--- Listed entries ---

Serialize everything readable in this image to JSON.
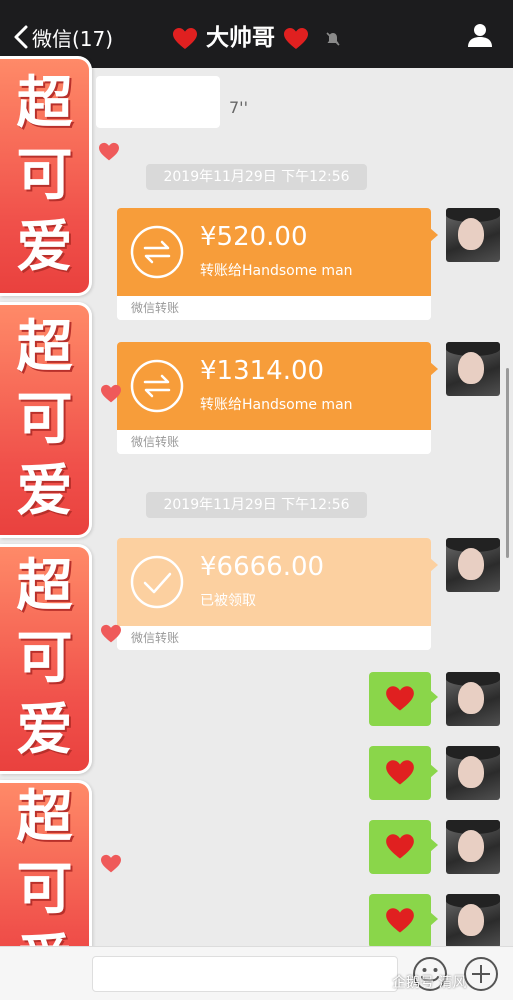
{
  "header": {
    "back_label": "微信(17)",
    "title": "大帅哥",
    "muted": true
  },
  "chat": {
    "voice_message": {
      "duration": "7''"
    },
    "timestamps": [
      "2019年11月29日 下午12:56",
      "2019年11月29日 下午12:56"
    ],
    "transfers": [
      {
        "amount": "¥520.00",
        "note": "转账给Handsome man",
        "footer": "微信转账",
        "status": "sent"
      },
      {
        "amount": "¥1314.00",
        "note": "转账给Handsome man",
        "footer": "微信转账",
        "status": "sent"
      },
      {
        "amount": "¥6666.00",
        "note": "已被领取",
        "footer": "微信转账",
        "status": "received"
      }
    ],
    "heart_messages": 4
  },
  "stickers": [
    {
      "chars": [
        "超",
        "可",
        "爱"
      ]
    },
    {
      "chars": [
        "超",
        "可",
        "爱"
      ]
    },
    {
      "chars": [
        "超",
        "可",
        "爱"
      ]
    },
    {
      "chars": [
        "超",
        "可",
        "爱"
      ]
    }
  ],
  "watermark": "企鹅号 清风",
  "colors": {
    "header_bg": "#1c1c1e",
    "transfer_orange": "#f79d3a",
    "transfer_received": "#fcd0a0",
    "bubble_green": "#8ad64a",
    "heart_red": "#e02020",
    "sticker_red": "#f0504a"
  }
}
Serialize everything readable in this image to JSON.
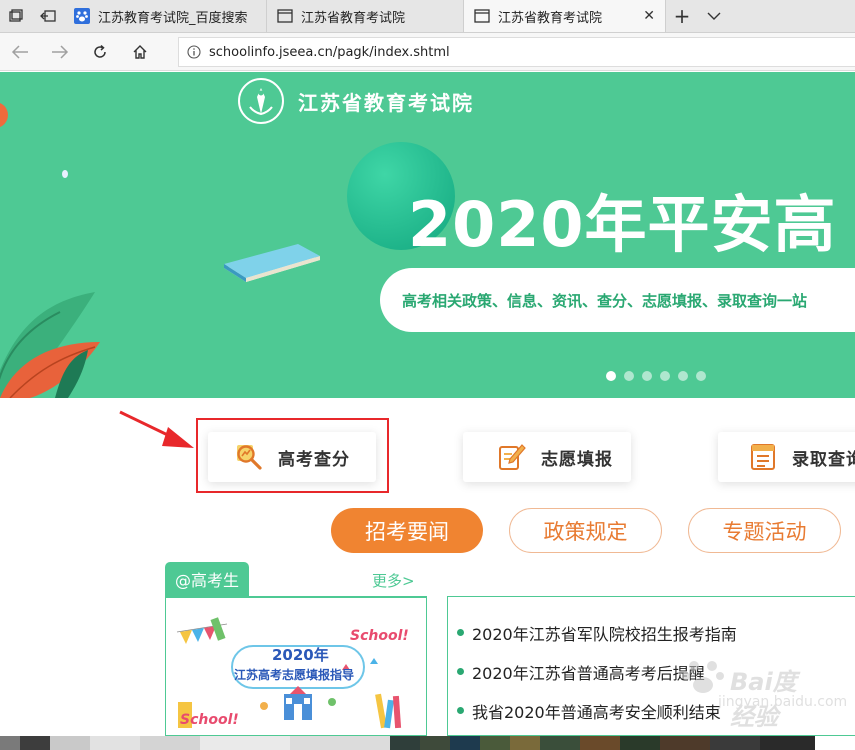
{
  "browser": {
    "tabs": [
      {
        "label": "江苏教育考试院_百度搜索"
      },
      {
        "label": "江苏省教育考试院"
      },
      {
        "label": "江苏省教育考试院",
        "active": true
      }
    ],
    "address": "schoolinfo.jseea.cn/pagk/index.shtml"
  },
  "banner": {
    "site_name": "江苏省教育考试院",
    "headline": "2020年平安高",
    "subline": "高考相关政策、信息、资讯、查分、志愿填报、录取查询一站",
    "active_slide": 1,
    "slide_count": 6
  },
  "quick_links": [
    {
      "label": "高考查分",
      "icon": "magnifier-chart-icon",
      "highlighted": true
    },
    {
      "label": "志愿填报",
      "icon": "pencil-form-icon"
    },
    {
      "label": "录取查询",
      "icon": "list-document-icon"
    }
  ],
  "categories": [
    {
      "label": "招考要闻",
      "active": true
    },
    {
      "label": "政策规定"
    },
    {
      "label": "专题活动"
    }
  ],
  "gaokao_section": {
    "tab_label": "@高考生",
    "more_label": "更多>",
    "poster": {
      "year": "2020年",
      "title": "江苏高考志愿填报指导",
      "school_text": "School!"
    }
  },
  "news": [
    "2020年江苏省军队院校招生报考指南",
    "2020年江苏省普通高考考后提醒",
    "我省2020年普通高考安全顺利结束"
  ],
  "watermark": {
    "line1": "Bai度 经验",
    "line2": "jingyan.baidu.com"
  },
  "colors": {
    "banner_green": "#4ec994",
    "accent_orange": "#f08431",
    "annotation_red": "#e8282b"
  }
}
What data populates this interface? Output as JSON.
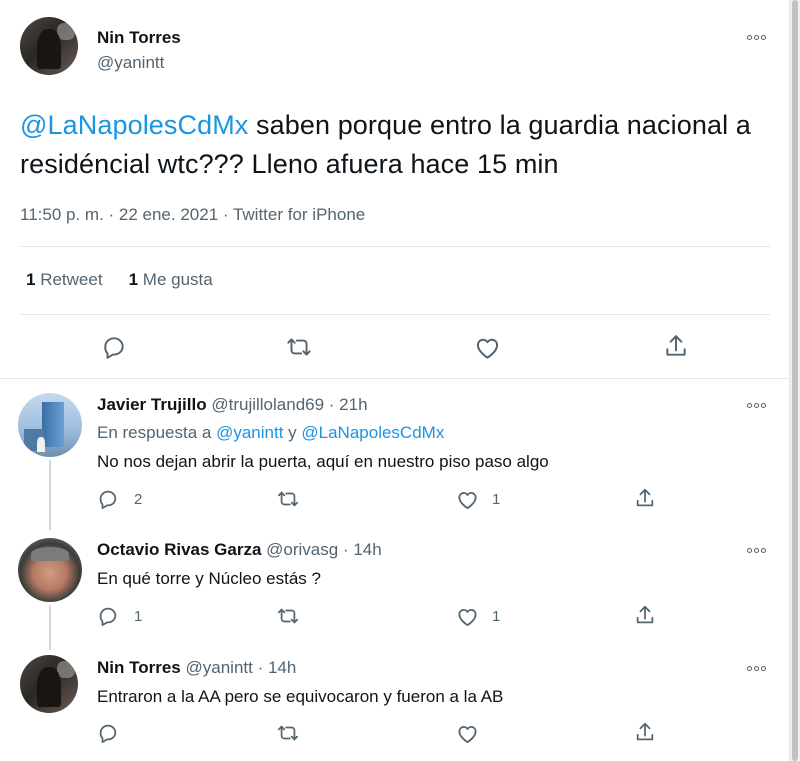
{
  "tweet": {
    "author_name": "Nin Torres",
    "author_handle": "@yanintt",
    "mention": "@LaNapolesCdMx",
    "text_rest": " saben porque entro la guardia nacional a residéncial wtc??? Lleno afuera hace 15 min",
    "meta": "11:50 p. m. · 22 ene. 2021 · Twitter for iPhone",
    "retweets_count": "1",
    "retweets_label": "Retweet",
    "likes_count": "1",
    "likes_label": "Me gusta",
    "actions": [
      "reply-icon",
      "retweet-icon",
      "like-icon",
      "share-icon"
    ]
  },
  "replies": [
    {
      "name": "Javier Trujillo",
      "handle": "@trujilloland69 · 21h",
      "reply_prefix": "En respuesta a ",
      "reply_to_1": "@yanintt",
      "reply_join": " y ",
      "reply_to_2": "@LaNapolesCdMx",
      "text": "No nos dejan abrir la puerta,  aquí en nuestro piso paso algo",
      "reply_count": "2",
      "like_count": "1"
    },
    {
      "name": "Octavio Rivas Garza",
      "handle": "@orivasg · 14h",
      "text": "En qué torre y Núcleo estás ?",
      "reply_count": "1",
      "like_count": "1"
    },
    {
      "name": "Nin Torres",
      "handle": "@yanintt · 14h",
      "text": "Entraron a la AA pero se equivocaron y fueron a la AB"
    }
  ],
  "colors": {
    "link": "#1b95e0",
    "text": "#0f1419",
    "secondary": "#536471",
    "divider": "#e1e8ed",
    "background": "#e6ecf0"
  }
}
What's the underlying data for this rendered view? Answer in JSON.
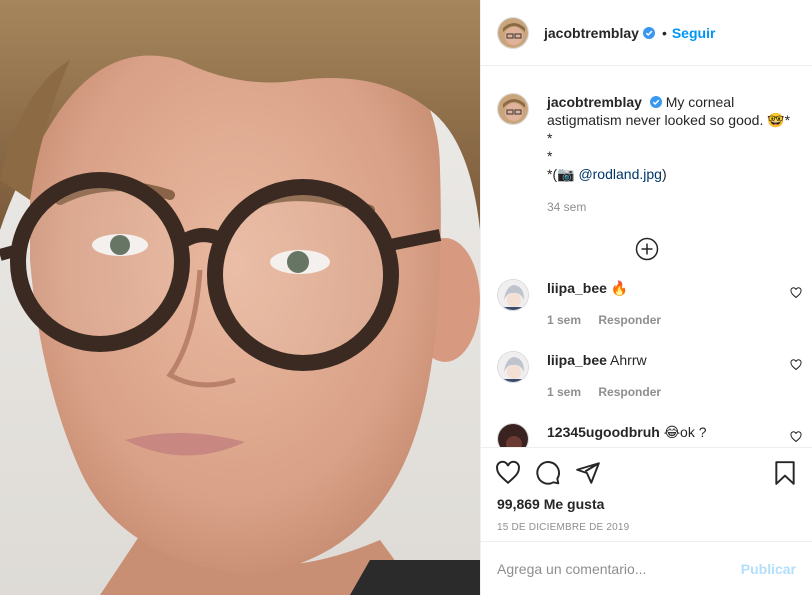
{
  "post": {
    "username": "jacobtremblay",
    "verified": true,
    "follow_separator": "•",
    "follow_label": "Seguir",
    "caption": {
      "username": "jacobtremblay",
      "text": "My corneal astigmatism never looked so good. 🤓*",
      "line2": "*",
      "line3": "*",
      "line4_prefix": "*(📷 ",
      "mention": "@rodland.jpg",
      "line4_suffix": ")",
      "time": "34 sem"
    },
    "load_more_icon": "plus-circle-icon",
    "comments": [
      {
        "username": "liipa_bee",
        "text": "🔥",
        "time": "1 sem",
        "reply_label": "Responder"
      },
      {
        "username": "liipa_bee",
        "text": "Ahrrw",
        "time": "1 sem",
        "reply_label": "Responder"
      },
      {
        "username": "12345ugoodbruh",
        "text": "😂ok ?",
        "time": "",
        "reply_label": ""
      }
    ],
    "likes": "99,869 Me gusta",
    "date": "15 DE DICIEMBRE DE 2019",
    "comment_placeholder": "Agrega un comentario...",
    "publish_label": "Publicar"
  },
  "icons": {
    "like": "heart-icon",
    "comment": "comment-icon",
    "share": "paper-plane-icon",
    "save": "bookmark-icon",
    "verified": "verified-badge-icon"
  },
  "colors": {
    "link_blue": "#0095f6",
    "mention_blue": "#00376b",
    "publish_disabled": "#b2dffc",
    "verified_blue": "#3897f0",
    "muted": "#8e8e8e"
  }
}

---

# [Exercise goal]
Write out exactly the lines beginning with the line that holds "What's the underlying" and ending with the final line of the data, both ends included, without the pictures.

# [Finished answer]
What's the underlying data for this rendered view? Answer in JSON.
{
  "post": {
    "username": "jacobtremblay",
    "verified": true,
    "follow_separator": "•",
    "follow_label": "Seguir",
    "caption": {
      "username": "jacobtremblay",
      "text": "My corneal astigmatism never looked so good. 🤓*",
      "line2": "*",
      "line3": "*",
      "line4_prefix": "*(📷 ",
      "mention": "@rodland.jpg",
      "line4_suffix": ")",
      "time": "34 sem"
    },
    "load_more_icon": "plus-circle-icon",
    "comments": [
      {
        "username": "liipa_bee",
        "text": "🔥",
        "time": "1 sem",
        "reply_label": "Responder"
      },
      {
        "username": "liipa_bee",
        "text": "Ahrrw",
        "time": "1 sem",
        "reply_label": "Responder"
      },
      {
        "username": "12345ugoodbruh",
        "text": "😂ok ?",
        "time": "",
        "reply_label": ""
      }
    ],
    "likes": "99,869 Me gusta",
    "date": "15 DE DICIEMBRE DE 2019",
    "comment_placeholder": "Agrega un comentario...",
    "publish_label": "Publicar"
  },
  "icons": {
    "like": "heart-icon",
    "comment": "comment-icon",
    "share": "paper-plane-icon",
    "save": "bookmark-icon",
    "verified": "verified-badge-icon"
  },
  "colors": {
    "link_blue": "#0095f6",
    "mention_blue": "#00376b",
    "publish_disabled": "#b2dffc",
    "verified_blue": "#3897f0",
    "muted": "#8e8e8e"
  }
}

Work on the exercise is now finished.